[Collection entries]
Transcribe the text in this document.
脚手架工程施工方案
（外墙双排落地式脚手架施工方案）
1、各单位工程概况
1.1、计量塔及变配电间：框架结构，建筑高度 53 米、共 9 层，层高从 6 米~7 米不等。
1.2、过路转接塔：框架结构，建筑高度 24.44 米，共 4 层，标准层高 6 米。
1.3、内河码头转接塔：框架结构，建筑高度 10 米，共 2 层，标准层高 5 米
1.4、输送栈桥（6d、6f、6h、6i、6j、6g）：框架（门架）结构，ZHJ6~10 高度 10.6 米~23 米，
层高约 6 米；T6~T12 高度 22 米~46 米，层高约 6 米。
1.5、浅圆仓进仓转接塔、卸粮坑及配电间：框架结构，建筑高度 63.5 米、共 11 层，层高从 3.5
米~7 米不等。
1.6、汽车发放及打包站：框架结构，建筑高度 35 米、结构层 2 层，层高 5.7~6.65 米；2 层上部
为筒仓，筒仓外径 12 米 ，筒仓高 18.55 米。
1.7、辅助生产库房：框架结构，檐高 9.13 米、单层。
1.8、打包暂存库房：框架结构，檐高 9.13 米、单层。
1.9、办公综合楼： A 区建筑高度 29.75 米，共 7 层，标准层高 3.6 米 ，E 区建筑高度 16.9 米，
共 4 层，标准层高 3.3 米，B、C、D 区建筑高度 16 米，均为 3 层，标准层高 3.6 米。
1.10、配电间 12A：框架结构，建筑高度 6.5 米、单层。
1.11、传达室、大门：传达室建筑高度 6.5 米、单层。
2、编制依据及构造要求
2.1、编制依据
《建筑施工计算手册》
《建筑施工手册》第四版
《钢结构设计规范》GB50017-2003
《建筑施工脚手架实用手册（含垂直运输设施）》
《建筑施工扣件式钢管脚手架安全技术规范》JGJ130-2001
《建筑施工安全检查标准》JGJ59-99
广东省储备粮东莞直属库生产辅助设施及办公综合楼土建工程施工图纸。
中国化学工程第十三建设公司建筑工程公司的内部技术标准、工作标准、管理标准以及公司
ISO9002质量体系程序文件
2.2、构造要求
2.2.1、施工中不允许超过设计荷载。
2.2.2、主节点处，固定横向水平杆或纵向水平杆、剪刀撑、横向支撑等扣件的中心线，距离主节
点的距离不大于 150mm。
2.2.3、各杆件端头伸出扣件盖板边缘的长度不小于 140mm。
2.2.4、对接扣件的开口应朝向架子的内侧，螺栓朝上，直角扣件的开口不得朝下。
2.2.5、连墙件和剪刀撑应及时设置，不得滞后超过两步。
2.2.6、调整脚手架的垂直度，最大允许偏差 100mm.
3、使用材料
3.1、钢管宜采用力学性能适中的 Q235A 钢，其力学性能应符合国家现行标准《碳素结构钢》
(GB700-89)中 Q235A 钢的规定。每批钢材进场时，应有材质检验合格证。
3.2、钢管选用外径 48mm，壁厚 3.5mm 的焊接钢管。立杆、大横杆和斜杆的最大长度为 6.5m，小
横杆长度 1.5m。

» **EXERCISE BRIEF**
Only lines with the word "标准层高" are wanted, so copy each one from the records.

» **RESULT OF THE TASK**
1.2、过路转接塔：框架结构，建筑高度 24.44 米，共 4 层，标准层高 6 米。
1.3、内河码头转接塔：框架结构，建筑高度 10 米，共 2 层，标准层高 5 米
1.9、办公综合楼： A 区建筑高度 29.75 米，共 7 层，标准层高 3.6 米 ，E 区建筑高度 16.9 米，
共 4 层，标准层高 3.3 米，B、C、D 区建筑高度 16 米，均为 3 层，标准层高 3.6 米。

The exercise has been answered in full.